**Stated task:**
Gather up the lines that contain "συστήματος".

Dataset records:

========================================================================

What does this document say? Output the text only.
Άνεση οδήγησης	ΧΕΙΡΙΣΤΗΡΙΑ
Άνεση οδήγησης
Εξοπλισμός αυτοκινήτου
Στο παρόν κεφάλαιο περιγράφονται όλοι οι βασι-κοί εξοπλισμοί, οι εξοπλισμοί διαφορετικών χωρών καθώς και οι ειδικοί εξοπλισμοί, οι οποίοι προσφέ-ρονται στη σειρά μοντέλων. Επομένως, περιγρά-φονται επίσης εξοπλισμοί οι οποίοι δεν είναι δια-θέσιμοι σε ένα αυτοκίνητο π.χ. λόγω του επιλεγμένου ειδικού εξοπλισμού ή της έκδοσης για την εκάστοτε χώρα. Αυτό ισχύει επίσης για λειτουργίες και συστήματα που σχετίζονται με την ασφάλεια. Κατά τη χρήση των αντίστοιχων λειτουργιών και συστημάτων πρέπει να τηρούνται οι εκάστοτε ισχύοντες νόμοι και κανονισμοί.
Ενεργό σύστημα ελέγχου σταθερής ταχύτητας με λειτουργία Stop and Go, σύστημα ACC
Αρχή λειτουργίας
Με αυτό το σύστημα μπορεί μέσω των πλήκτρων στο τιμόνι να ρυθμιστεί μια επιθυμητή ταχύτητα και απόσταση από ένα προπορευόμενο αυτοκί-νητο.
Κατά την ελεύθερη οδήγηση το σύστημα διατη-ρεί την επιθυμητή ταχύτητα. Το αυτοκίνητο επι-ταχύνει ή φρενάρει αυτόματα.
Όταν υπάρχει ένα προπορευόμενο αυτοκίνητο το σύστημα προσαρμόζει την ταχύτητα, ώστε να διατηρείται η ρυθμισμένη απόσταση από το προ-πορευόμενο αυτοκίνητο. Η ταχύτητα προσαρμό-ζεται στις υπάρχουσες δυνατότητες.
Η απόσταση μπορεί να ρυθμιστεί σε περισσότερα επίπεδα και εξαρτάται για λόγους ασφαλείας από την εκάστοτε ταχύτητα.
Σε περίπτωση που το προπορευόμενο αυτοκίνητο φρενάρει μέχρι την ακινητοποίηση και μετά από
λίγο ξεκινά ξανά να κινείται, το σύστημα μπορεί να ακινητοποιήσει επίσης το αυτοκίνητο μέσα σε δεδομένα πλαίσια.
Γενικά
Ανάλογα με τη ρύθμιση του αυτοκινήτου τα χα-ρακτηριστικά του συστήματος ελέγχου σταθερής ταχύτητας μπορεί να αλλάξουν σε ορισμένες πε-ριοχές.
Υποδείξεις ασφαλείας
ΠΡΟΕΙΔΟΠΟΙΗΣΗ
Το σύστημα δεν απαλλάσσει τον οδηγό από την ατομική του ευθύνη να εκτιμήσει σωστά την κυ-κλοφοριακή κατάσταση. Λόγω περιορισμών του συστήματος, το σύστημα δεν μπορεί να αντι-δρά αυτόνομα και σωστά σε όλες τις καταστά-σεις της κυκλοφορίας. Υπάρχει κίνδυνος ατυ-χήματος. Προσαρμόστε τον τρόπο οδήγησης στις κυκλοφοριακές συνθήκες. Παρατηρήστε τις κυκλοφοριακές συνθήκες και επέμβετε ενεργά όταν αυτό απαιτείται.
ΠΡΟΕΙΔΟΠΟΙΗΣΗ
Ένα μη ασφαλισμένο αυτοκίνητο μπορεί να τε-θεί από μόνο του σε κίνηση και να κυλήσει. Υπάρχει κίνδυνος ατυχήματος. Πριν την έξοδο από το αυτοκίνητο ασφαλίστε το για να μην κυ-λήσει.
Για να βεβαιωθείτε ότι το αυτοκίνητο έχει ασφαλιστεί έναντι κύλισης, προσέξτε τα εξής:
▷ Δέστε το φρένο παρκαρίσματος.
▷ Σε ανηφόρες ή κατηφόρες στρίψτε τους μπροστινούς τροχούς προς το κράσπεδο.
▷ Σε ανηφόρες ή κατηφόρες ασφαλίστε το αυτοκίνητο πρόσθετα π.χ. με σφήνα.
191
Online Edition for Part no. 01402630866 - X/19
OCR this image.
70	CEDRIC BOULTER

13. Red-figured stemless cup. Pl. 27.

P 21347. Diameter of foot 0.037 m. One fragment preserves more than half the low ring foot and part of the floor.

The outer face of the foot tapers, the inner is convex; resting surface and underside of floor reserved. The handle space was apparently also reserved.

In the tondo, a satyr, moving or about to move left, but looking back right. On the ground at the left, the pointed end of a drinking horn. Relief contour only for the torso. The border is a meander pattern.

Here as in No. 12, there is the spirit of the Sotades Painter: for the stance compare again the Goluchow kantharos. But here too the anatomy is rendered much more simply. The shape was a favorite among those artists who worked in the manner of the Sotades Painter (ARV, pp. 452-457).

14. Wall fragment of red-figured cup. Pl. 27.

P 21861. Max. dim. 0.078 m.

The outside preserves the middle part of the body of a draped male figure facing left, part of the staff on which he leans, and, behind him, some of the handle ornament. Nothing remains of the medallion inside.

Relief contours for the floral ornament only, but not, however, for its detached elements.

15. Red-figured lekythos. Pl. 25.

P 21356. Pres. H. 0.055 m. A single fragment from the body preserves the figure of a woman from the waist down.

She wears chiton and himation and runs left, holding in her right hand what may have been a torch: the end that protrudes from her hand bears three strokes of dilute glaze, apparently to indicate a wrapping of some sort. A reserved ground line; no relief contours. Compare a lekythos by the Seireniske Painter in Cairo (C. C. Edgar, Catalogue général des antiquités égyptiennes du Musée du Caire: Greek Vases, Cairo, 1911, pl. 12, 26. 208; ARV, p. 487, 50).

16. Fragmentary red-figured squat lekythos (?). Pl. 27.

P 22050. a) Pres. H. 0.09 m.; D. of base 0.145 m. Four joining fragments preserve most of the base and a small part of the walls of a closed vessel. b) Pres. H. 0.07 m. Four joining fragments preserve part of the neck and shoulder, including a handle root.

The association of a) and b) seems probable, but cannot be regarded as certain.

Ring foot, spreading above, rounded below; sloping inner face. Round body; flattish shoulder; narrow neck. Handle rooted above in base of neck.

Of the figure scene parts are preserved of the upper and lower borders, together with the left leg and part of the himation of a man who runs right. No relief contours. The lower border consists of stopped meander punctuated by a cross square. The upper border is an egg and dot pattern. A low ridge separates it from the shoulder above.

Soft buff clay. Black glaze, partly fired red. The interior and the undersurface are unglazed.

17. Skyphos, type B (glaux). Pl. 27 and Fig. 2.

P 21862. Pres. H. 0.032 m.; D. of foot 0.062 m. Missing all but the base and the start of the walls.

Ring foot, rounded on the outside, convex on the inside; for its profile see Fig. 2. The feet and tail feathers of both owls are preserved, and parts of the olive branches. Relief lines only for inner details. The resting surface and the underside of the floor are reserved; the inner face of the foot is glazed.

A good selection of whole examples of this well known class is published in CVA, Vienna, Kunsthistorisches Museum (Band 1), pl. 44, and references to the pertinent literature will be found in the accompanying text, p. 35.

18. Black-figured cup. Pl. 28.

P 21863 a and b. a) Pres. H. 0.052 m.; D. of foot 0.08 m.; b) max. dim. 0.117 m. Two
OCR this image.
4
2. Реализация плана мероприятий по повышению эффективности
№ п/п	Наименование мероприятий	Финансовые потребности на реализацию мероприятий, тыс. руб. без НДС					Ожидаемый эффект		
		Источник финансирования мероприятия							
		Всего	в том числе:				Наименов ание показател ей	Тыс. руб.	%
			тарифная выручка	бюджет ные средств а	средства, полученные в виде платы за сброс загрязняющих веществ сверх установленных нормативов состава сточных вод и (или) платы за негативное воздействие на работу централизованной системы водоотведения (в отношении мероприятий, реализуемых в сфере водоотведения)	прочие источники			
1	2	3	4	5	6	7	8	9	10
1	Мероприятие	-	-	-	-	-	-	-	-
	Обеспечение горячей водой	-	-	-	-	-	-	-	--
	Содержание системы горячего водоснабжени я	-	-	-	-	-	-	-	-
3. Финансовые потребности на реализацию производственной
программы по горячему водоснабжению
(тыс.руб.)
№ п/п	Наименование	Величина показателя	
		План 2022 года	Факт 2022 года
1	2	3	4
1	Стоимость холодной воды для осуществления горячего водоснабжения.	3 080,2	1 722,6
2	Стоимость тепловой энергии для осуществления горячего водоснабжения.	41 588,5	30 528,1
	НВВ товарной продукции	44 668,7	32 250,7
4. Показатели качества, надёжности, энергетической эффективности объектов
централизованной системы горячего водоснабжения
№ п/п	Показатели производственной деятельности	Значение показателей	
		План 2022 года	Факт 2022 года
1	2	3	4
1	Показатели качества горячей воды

========================================================================

**Result:**
Ανάλογα με τη ρύθμιση του αυτοκινήτου τα χα-ρακτηριστικά του συστήματος ελέγχου σταθερής ταχύτητας μπορεί να αλλάξουν σε ορισμένες πε-ριοχές.
Το σύστημα δεν απαλλάσσει τον οδηγό από την ατομική του ευθύνη να εκτιμήσει σωστά την κυ-κλοφοριακή κατάσταση. Λόγω περιορισμών του συστήματος, το σύστημα δεν μπορεί να αντι-δρά αυτόνομα και σωστά σε όλες τις καταστά-σεις της κυκλοφορίας. Υπάρχει κίνδυνος ατυ-χήματος. Προσαρμόστε τον τρόπο οδήγησης στις κυκλοφοριακές συνθήκες. Παρατηρήστε τις κυκλοφοριακές συνθήκες και επέμβετε ενεργά όταν αυτό απαιτείται.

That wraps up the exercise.